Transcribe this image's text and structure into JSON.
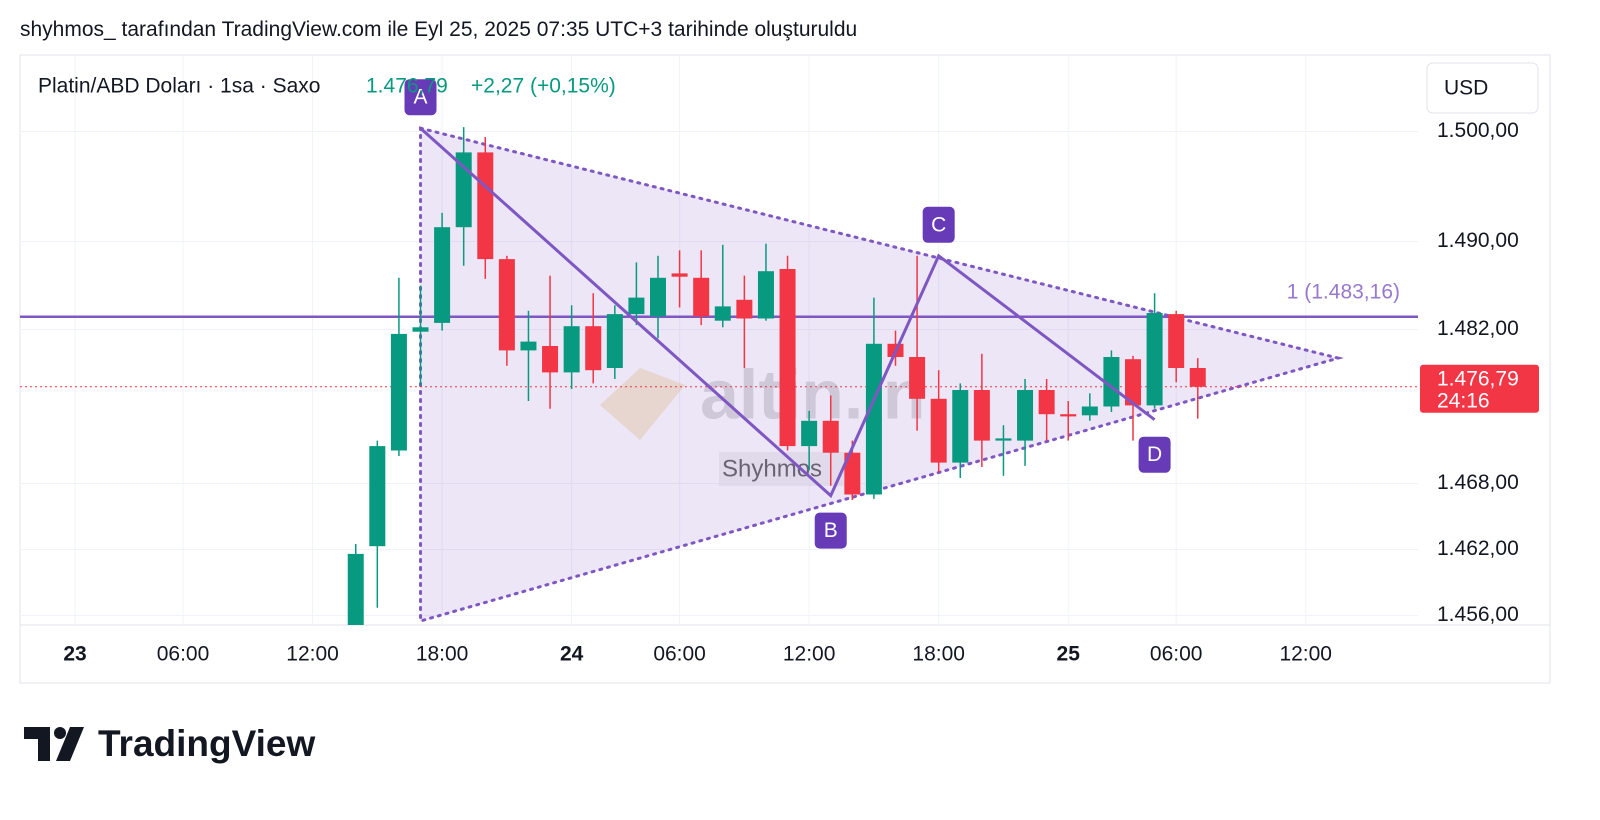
{
  "header": {
    "caption": "shyhmos_ tarafından TradingView.com ile Eyl 25, 2025 07:35 UTC+3 tarihinde oluşturuldu",
    "brand": "TradingView"
  },
  "chart_data": {
    "type": "candlestick",
    "symbol": "Platin/ABD Doları · 1sa · Saxo",
    "last": "1.476,79",
    "change": "+2,27 (+0,15%)",
    "currency": "USD",
    "watermark": "altin.in",
    "author": "Shyhmos",
    "up_color": "#089981",
    "down_color": "#f23645",
    "x": [
      13,
      14,
      15,
      16,
      17,
      18,
      19,
      20,
      21,
      22,
      23,
      24,
      25,
      26,
      27,
      28,
      29,
      30,
      31,
      32,
      33,
      34,
      35,
      36,
      37,
      38,
      39,
      40,
      41,
      42,
      43,
      44,
      45,
      46,
      47,
      48,
      49,
      50,
      51,
      52
    ],
    "open": [
      1455,
      1462.3,
      1471,
      1481.8,
      1482.6,
      1491.3,
      1498.1,
      1488.4,
      1480.1,
      1480.5,
      1478.1,
      1482.3,
      1478.5,
      1483.4,
      1483.2,
      1487.1,
      1486.7,
      1482.8,
      1484.7,
      1483,
      1487.5,
      1471.4,
      1473.7,
      1470.8,
      1467,
      1480.7,
      1479.5,
      1475.7,
      1469.9,
      1476.5,
      1471.9,
      1471.9,
      1476.5,
      1474.3,
      1474.2,
      1475,
      1479.3,
      1475.1,
      1483.4,
      1478.5
    ],
    "high": [
      1462.5,
      1471.9,
      1486.7,
      1486,
      1492.6,
      1500.4,
      1499.5,
      1488.7,
      1483.7,
      1486.9,
      1484.2,
      1485.3,
      1484.2,
      1488.1,
      1488.7,
      1489.2,
      1489.2,
      1489.7,
      1486.9,
      1489.8,
      1488.7,
      1474.6,
      1476,
      1471.9,
      1484.9,
      1481.9,
      1488.7,
      1478.3,
      1477.1,
      1479.8,
      1473.3,
      1477.5,
      1477.5,
      1475.5,
      1476.2,
      1480.1,
      1479.6,
      1485.3,
      1483.7,
      1479.4
    ],
    "low": [
      1455,
      1456.7,
      1470.5,
      1476.9,
      1481.9,
      1487.8,
      1486.6,
      1478.7,
      1475.5,
      1474.8,
      1476.6,
      1477.1,
      1477.5,
      1482.4,
      1481.2,
      1484,
      1482.4,
      1482.2,
      1478.5,
      1482.8,
      1471,
      1469.2,
      1467.8,
      1466.5,
      1466.6,
      1478.7,
      1472.8,
      1469,
      1468.5,
      1469.5,
      1468.7,
      1469.6,
      1471.9,
      1471.9,
      1473.7,
      1474.5,
      1471.9,
      1474.8,
      1477.2,
      1473.9
    ],
    "close": [
      1461.6,
      1471.4,
      1481.6,
      1482.2,
      1491.3,
      1498.1,
      1488.4,
      1480.1,
      1480.9,
      1478.1,
      1482.3,
      1478.3,
      1483.4,
      1484.9,
      1486.7,
      1486.8,
      1483.2,
      1484.1,
      1483,
      1487.3,
      1471.4,
      1473.7,
      1470.8,
      1467,
      1480.7,
      1479.5,
      1475.7,
      1469.9,
      1476.5,
      1471.9,
      1472.1,
      1476.5,
      1474.3,
      1474.1,
      1475,
      1479.5,
      1475.1,
      1483.5,
      1478.5,
      1476.79
    ],
    "xlim": [
      -2.55,
      62.2
    ],
    "xticks": [
      {
        "value": 0,
        "label": "23"
      },
      {
        "value": 5,
        "label": "06:00"
      },
      {
        "value": 11,
        "label": "12:00"
      },
      {
        "value": 17,
        "label": "18:00"
      },
      {
        "value": 23,
        "label": "24"
      },
      {
        "value": 28,
        "label": "06:00"
      },
      {
        "value": 34,
        "label": "12:00"
      },
      {
        "value": 40,
        "label": "18:00"
      },
      {
        "value": 46,
        "label": "25"
      },
      {
        "value": 51,
        "label": "06:00"
      },
      {
        "value": 57,
        "label": "12:00"
      }
    ],
    "ylim": [
      1455.5,
      1506.5
    ],
    "yticks": [
      {
        "value": 1456,
        "label": "1.456,00"
      },
      {
        "value": 1462,
        "label": "1.462,00"
      },
      {
        "value": 1468,
        "label": "1.468,00"
      },
      {
        "value": 1482,
        "label": "1.482,00"
      },
      {
        "value": 1490,
        "label": "1.490,00"
      },
      {
        "value": 1500,
        "label": "1.500,00"
      }
    ],
    "grid": true,
    "price_line": {
      "value": 1476.79,
      "label": "1.476,79",
      "countdown": "24:16",
      "color": "#f23645"
    },
    "horizontal_line": {
      "value": 1483.16,
      "label": "1 (1.483,16)",
      "color": "#7e57c2"
    },
    "triangle": {
      "color": "#7e57c2",
      "x": [
        16,
        58.5,
        16
      ],
      "y": [
        1500.3,
        1479.4,
        1455.5
      ]
    },
    "pattern": {
      "color": "#673ab7",
      "labels": [
        "A",
        "B",
        "C",
        "D"
      ],
      "x": [
        16,
        35,
        40,
        50
      ],
      "y": [
        1500.3,
        1466.9,
        1488.7,
        1473.8
      ],
      "placement": [
        "above",
        "below",
        "above",
        "below"
      ]
    }
  }
}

──────────────────────────────

Directions for this task —
In your copy of the listing above, reproduce each line exactly and omit all pictures.

The completed task —
Transcribe this image's text and structure into JSON.
{
  "header": {
    "caption": "shyhmos_ tarafından TradingView.com ile Eyl 25, 2025 07:35 UTC+3 tarihinde oluşturuldu",
    "brand": "TradingView"
  },
  "chart_data": {
    "type": "candlestick",
    "symbol": "Platin/ABD Doları · 1sa · Saxo",
    "last": "1.476,79",
    "change": "+2,27 (+0,15%)",
    "currency": "USD",
    "watermark": "altin.in",
    "author": "Shyhmos",
    "up_color": "#089981",
    "down_color": "#f23645",
    "x": [
      13,
      14,
      15,
      16,
      17,
      18,
      19,
      20,
      21,
      22,
      23,
      24,
      25,
      26,
      27,
      28,
      29,
      30,
      31,
      32,
      33,
      34,
      35,
      36,
      37,
      38,
      39,
      40,
      41,
      42,
      43,
      44,
      45,
      46,
      47,
      48,
      49,
      50,
      51,
      52
    ],
    "open": [
      1455,
      1462.3,
      1471,
      1481.8,
      1482.6,
      1491.3,
      1498.1,
      1488.4,
      1480.1,
      1480.5,
      1478.1,
      1482.3,
      1478.5,
      1483.4,
      1483.2,
      1487.1,
      1486.7,
      1482.8,
      1484.7,
      1483,
      1487.5,
      1471.4,
      1473.7,
      1470.8,
      1467,
      1480.7,
      1479.5,
      1475.7,
      1469.9,
      1476.5,
      1471.9,
      1471.9,
      1476.5,
      1474.3,
      1474.2,
      1475,
      1479.3,
      1475.1,
      1483.4,
      1478.5
    ],
    "high": [
      1462.5,
      1471.9,
      1486.7,
      1486,
      1492.6,
      1500.4,
      1499.5,
      1488.7,
      1483.7,
      1486.9,
      1484.2,
      1485.3,
      1484.2,
      1488.1,
      1488.7,
      1489.2,
      1489.2,
      1489.7,
      1486.9,
      1489.8,
      1488.7,
      1474.6,
      1476,
      1471.9,
      1484.9,
      1481.9,
      1488.7,
      1478.3,
      1477.1,
      1479.8,
      1473.3,
      1477.5,
      1477.5,
      1475.5,
      1476.2,
      1480.1,
      1479.6,
      1485.3,
      1483.7,
      1479.4
    ],
    "low": [
      1455,
      1456.7,
      1470.5,
      1476.9,
      1481.9,
      1487.8,
      1486.6,
      1478.7,
      1475.5,
      1474.8,
      1476.6,
      1477.1,
      1477.5,
      1482.4,
      1481.2,
      1484,
      1482.4,
      1482.2,
      1478.5,
      1482.8,
      1471,
      1469.2,
      1467.8,
      1466.5,
      1466.6,
      1478.7,
      1472.8,
      1469,
      1468.5,
      1469.5,
      1468.7,
      1469.6,
      1471.9,
      1471.9,
      1473.7,
      1474.5,
      1471.9,
      1474.8,
      1477.2,
      1473.9
    ],
    "close": [
      1461.6,
      1471.4,
      1481.6,
      1482.2,
      1491.3,
      1498.1,
      1488.4,
      1480.1,
      1480.9,
      1478.1,
      1482.3,
      1478.3,
      1483.4,
      1484.9,
      1486.7,
      1486.8,
      1483.2,
      1484.1,
      1483,
      1487.3,
      1471.4,
      1473.7,
      1470.8,
      1467,
      1480.7,
      1479.5,
      1475.7,
      1469.9,
      1476.5,
      1471.9,
      1472.1,
      1476.5,
      1474.3,
      1474.1,
      1475,
      1479.5,
      1475.1,
      1483.5,
      1478.5,
      1476.79
    ],
    "xlim": [
      -2.55,
      62.2
    ],
    "xticks": [
      {
        "value": 0,
        "label": "23"
      },
      {
        "value": 5,
        "label": "06:00"
      },
      {
        "value": 11,
        "label": "12:00"
      },
      {
        "value": 17,
        "label": "18:00"
      },
      {
        "value": 23,
        "label": "24"
      },
      {
        "value": 28,
        "label": "06:00"
      },
      {
        "value": 34,
        "label": "12:00"
      },
      {
        "value": 40,
        "label": "18:00"
      },
      {
        "value": 46,
        "label": "25"
      },
      {
        "value": 51,
        "label": "06:00"
      },
      {
        "value": 57,
        "label": "12:00"
      }
    ],
    "ylim": [
      1455.5,
      1506.5
    ],
    "yticks": [
      {
        "value": 1456,
        "label": "1.456,00"
      },
      {
        "value": 1462,
        "label": "1.462,00"
      },
      {
        "value": 1468,
        "label": "1.468,00"
      },
      {
        "value": 1482,
        "label": "1.482,00"
      },
      {
        "value": 1490,
        "label": "1.490,00"
      },
      {
        "value": 1500,
        "label": "1.500,00"
      }
    ],
    "grid": true,
    "price_line": {
      "value": 1476.79,
      "label": "1.476,79",
      "countdown": "24:16",
      "color": "#f23645"
    },
    "horizontal_line": {
      "value": 1483.16,
      "label": "1 (1.483,16)",
      "color": "#7e57c2"
    },
    "triangle": {
      "color": "#7e57c2",
      "x": [
        16,
        58.5,
        16
      ],
      "y": [
        1500.3,
        1479.4,
        1455.5
      ]
    },
    "pattern": {
      "color": "#673ab7",
      "labels": [
        "A",
        "B",
        "C",
        "D"
      ],
      "x": [
        16,
        35,
        40,
        50
      ],
      "y": [
        1500.3,
        1466.9,
        1488.7,
        1473.8
      ],
      "placement": [
        "above",
        "below",
        "above",
        "below"
      ]
    }
  }
}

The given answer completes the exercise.